RECORDS PROVIDED:
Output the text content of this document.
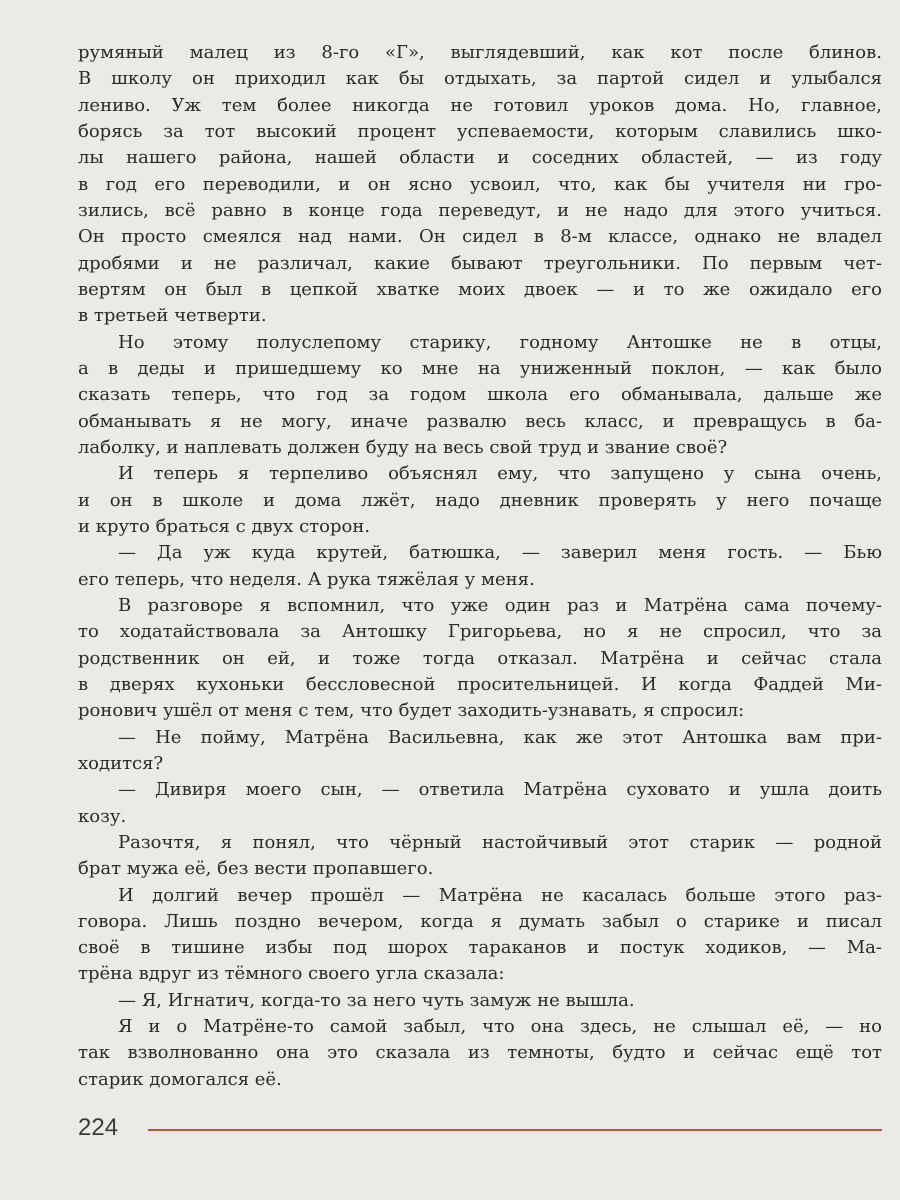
румяный малец из 8-го «Г», выглядевший, как кот после блинов.
В школу он приходил как бы отдыхать, за партой сидел и улыбался
лениво. Уж тем более никогда не готовил уроков дома. Но, главное,
борясь за тот высокий процент успеваемости, которым славились шко-
лы нашего района, нашей области и соседних областей, — из году
в год его переводили, и он ясно усвоил, что, как бы учителя ни гро-
зились, всё равно в конце года переведут, и не надо для этого учиться.
Он просто смеялся над нами. Он сидел в 8-м классе, однако не владел
дробями и не различал, какие бывают треугольники. По первым чет-
вертям он был в цепкой хватке моих двоек — и то же ожидало его
в третьей четверти.
Но этому полуслепому старику, годному Антошке не в отцы,
а в деды и пришедшему ко мне на униженный поклон, — как было
сказать теперь, что год за годом школа его обманывала, дальше же
обманывать я не могу, иначе развалю весь класс, и превращусь в ба-
лаболку, и наплевать должен буду на весь свой труд и звание своё?
И теперь я терпеливо объяснял ему, что запущено у сына очень,
и он в школе и дома лжёт, надо дневник проверять у него почаще
и круто браться с двух сторон.
— Да уж куда крутей, батюшка, — заверил меня гость. — Бью
его теперь, что неделя. А рука тяжёлая у меня.
В разговоре я вспомнил, что уже один раз и Матрёна сама почему-
то ходатайствовала за Антошку Григорьева, но я не спросил, что за
родственник он ей, и тоже тогда отказал. Матрёна и сейчас стала
в дверях кухоньки бессловесной просительницей. И когда Фаддей Ми-
ронович ушёл от меня с тем, что будет заходить-узнавать, я спросил:
— Не пойму, Матрёна Васильевна, как же этот Антошка вам при-
ходится?
— Дивиря моего сын, — ответила Матрёна суховато и ушла доить
козу.
Разочтя, я понял, что чёрный настойчивый этот старик — родной
брат мужа её, без вести пропавшего.
И долгий вечер прошёл — Матрёна не касалась больше этого раз-
говора. Лишь поздно вечером, когда я думать забыл о старике и писал
своё в тишине избы под шорох тараканов и постук ходиков, — Ма-
трёна вдруг из тёмного своего угла сказала:
— Я, Игнатич, когда-то за него чуть замуж не вышла.
Я и о Матрёне-то самой забыл, что она здесь, не слышал её, — но
так взволнованно она это сказала из темноты, будто и сейчас ещё тот
старик домогался её.
224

REQUIREMENTS:
Consider the entries above and return each line with the string "этого".

RESPONSE TO THIS EXERCISE:
зились, всё равно в конце года переведут, и не надо для этого учиться.
И долгий вечер прошёл — Матрёна не касалась больше этого раз-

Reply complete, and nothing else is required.